> _SHORT EXERCISE_:
Would you repeat the listing exactly but omit every picture?

START

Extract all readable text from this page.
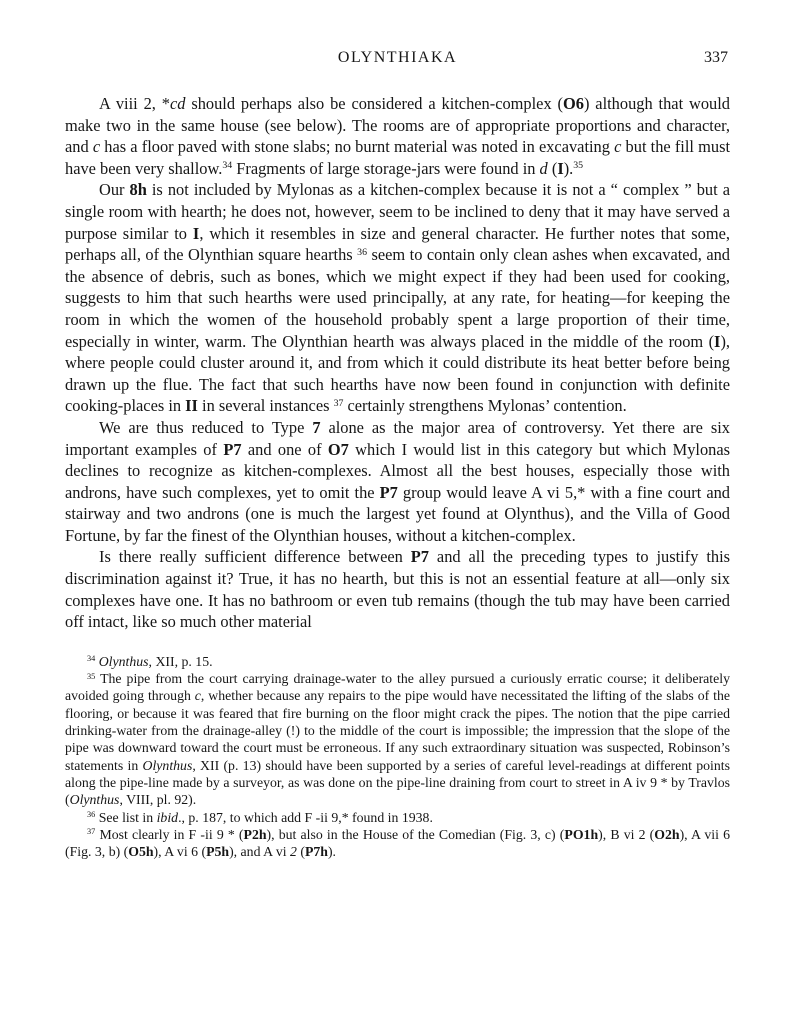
OLYNTHIAKA	337

A viii 2, *cd should perhaps also be considered a kitchen-complex (O6) although that would make two in the same house (see below). The rooms are of appropriate proportions and character, and c has a floor paved with stone slabs; no burnt material was noted in excavating c but the fill must have been very shallow.$^{34}$ Fragments of large storage-jars were found in d (I).$^{35}$

Our 8h is not included by Mylonas as a kitchen-complex because it is not a “ complex ” but a single room with hearth; he does not, however, seem to be inclined to deny that it may have served a purpose similar to I, which it resembles in size and general character. He further notes that some, perhaps all, of the Olynthian square hearths $^{36}$ seem to contain only clean ashes when excavated, and the absence of debris, such as bones, which we might expect if they had been used for cooking, suggests to him that such hearths were used principally, at any rate, for heating—for keeping the room in which the women of the household probably spent a large proportion of their time, especially in winter, warm. The Olynthian hearth was always placed in the middle of the room (I), where people could cluster around it, and from which it could distribute its heat better before being drawn up the flue. The fact that such hearths have now been found in conjunction with definite cooking-places in II in several instances $^{37}$ certainly strengthens Mylonas’ contention.

We are thus reduced to Type 7 alone as the major area of controversy. Yet there are six important examples of P7 and one of O7 which I would list in this category but which Mylonas declines to recognize as kitchen-complexes. Almost all the best houses, especially those with androns, have such complexes, yet to omit the P7 group would leave A vi 5,* with a fine court and stairway and two androns (one is much the largest yet found at Olynthus), and the Villa of Good Fortune, by far the finest of the Olynthian houses, without a kitchen-complex.

Is there really sufficient difference between P7 and all the preceding types to justify this discrimination against it? True, it has no hearth, but this is not an essential feature at all—only six complexes have one. It has no bathroom or even tub remains (though the tub may have been carried off intact, like so much other material

$^{34}$ Olynthus, XII, p. 15.

$^{35}$ The pipe from the court carrying drainage-water to the alley pursued a curiously erratic course; it deliberately avoided going through c, whether because any repairs to the pipe would have necessitated the lifting of the slabs of the flooring, or because it was feared that fire burning on the floor might crack the pipes. The notion that the pipe carried drinking-water from the drainage-alley (!) to the middle of the court is impossible; the impression that the slope of the pipe was downward toward the court must be erroneous. If any such extraordinary situation was suspected, Robinson’s statements in Olynthus, XII (p. 13) should have been supported by a series of careful level-readings at different points along the pipe-line made by a surveyor, as was done on the pipe-line draining from court to street in A iv 9 * by Travlos (Olynthus, VIII, pl. 92).

$^{36}$ See list in ibid., p. 187, to which add F -ii 9,* found in 1938.

$^{37}$ Most clearly in F -ii 9 * (P2h), but also in the House of the Comedian (Fig. 3, c) (PO1h), B vi 2 (O2h), A vii 6 (Fig. 3, b) (O5h), A vi 6 (P5h), and A vi 2 (P7h).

END

> _ANSWER BELOW_:
Extract all readable text from this page.
OLYNTHIAKA	337

A viii 2, *cd should perhaps also be considered a kitchen-complex (O6) although that would make two in the same house (see below). The rooms are of appropriate proportions and character, and c has a floor paved with stone slabs; no burnt material was noted in excavating c but the fill must have been very shallow.$^{34}$ Fragments of large storage-jars were found in d (I).$^{35}$

Our 8h is not included by Mylonas as a kitchen-complex because it is not a “ complex ” but a single room with hearth; he does not, however, seem to be inclined to deny that it may have served a purpose similar to I, which it resembles in size and general character. He further notes that some, perhaps all, of the Olynthian square hearths $^{36}$ seem to contain only clean ashes when excavated, and the absence of debris, such as bones, which we might expect if they had been used for cooking, suggests to him that such hearths were used principally, at any rate, for heating—for keeping the room in which the women of the household probably spent a large proportion of their time, especially in winter, warm. The Olynthian hearth was always placed in the middle of the room (I), where people could cluster around it, and from which it could distribute its heat better before being drawn up the flue. The fact that such hearths have now been found in conjunction with definite cooking-places in II in several instances $^{37}$ certainly strengthens Mylonas’ contention.

We are thus reduced to Type 7 alone as the major area of controversy. Yet there are six important examples of P7 and one of O7 which I would list in this category but which Mylonas declines to recognize as kitchen-complexes. Almost all the best houses, especially those with androns, have such complexes, yet to omit the P7 group would leave A vi 5,* with a fine court and stairway and two androns (one is much the largest yet found at Olynthus), and the Villa of Good Fortune, by far the finest of the Olynthian houses, without a kitchen-complex.

Is there really sufficient difference between P7 and all the preceding types to justify this discrimination against it? True, it has no hearth, but this is not an essential feature at all—only six complexes have one. It has no bathroom or even tub remains (though the tub may have been carried off intact, like so much other material

$^{34}$ Olynthus, XII, p. 15.

$^{35}$ The pipe from the court carrying drainage-water to the alley pursued a curiously erratic course; it deliberately avoided going through c, whether because any repairs to the pipe would have necessitated the lifting of the slabs of the flooring, or because it was feared that fire burning on the floor might crack the pipes. The notion that the pipe carried drinking-water from the drainage-alley (!) to the middle of the court is impossible; the impression that the slope of the pipe was downward toward the court must be erroneous. If any such extraordinary situation was suspected, Robinson’s statements in Olynthus, XII (p. 13) should have been supported by a series of careful level-readings at different points along the pipe-line made by a surveyor, as was done on the pipe-line draining from court to street in A iv 9 * by Travlos (Olynthus, VIII, pl. 92).

$^{36}$ See list in ibid., p. 187, to which add F -ii 9,* found in 1938.

$^{37}$ Most clearly in F -ii 9 * (P2h), but also in the House of the Comedian (Fig. 3, c) (PO1h), B vi 2 (O2h), A vii 6 (Fig. 3, b) (O5h), A vi 6 (P5h), and A vi 2 (P7h).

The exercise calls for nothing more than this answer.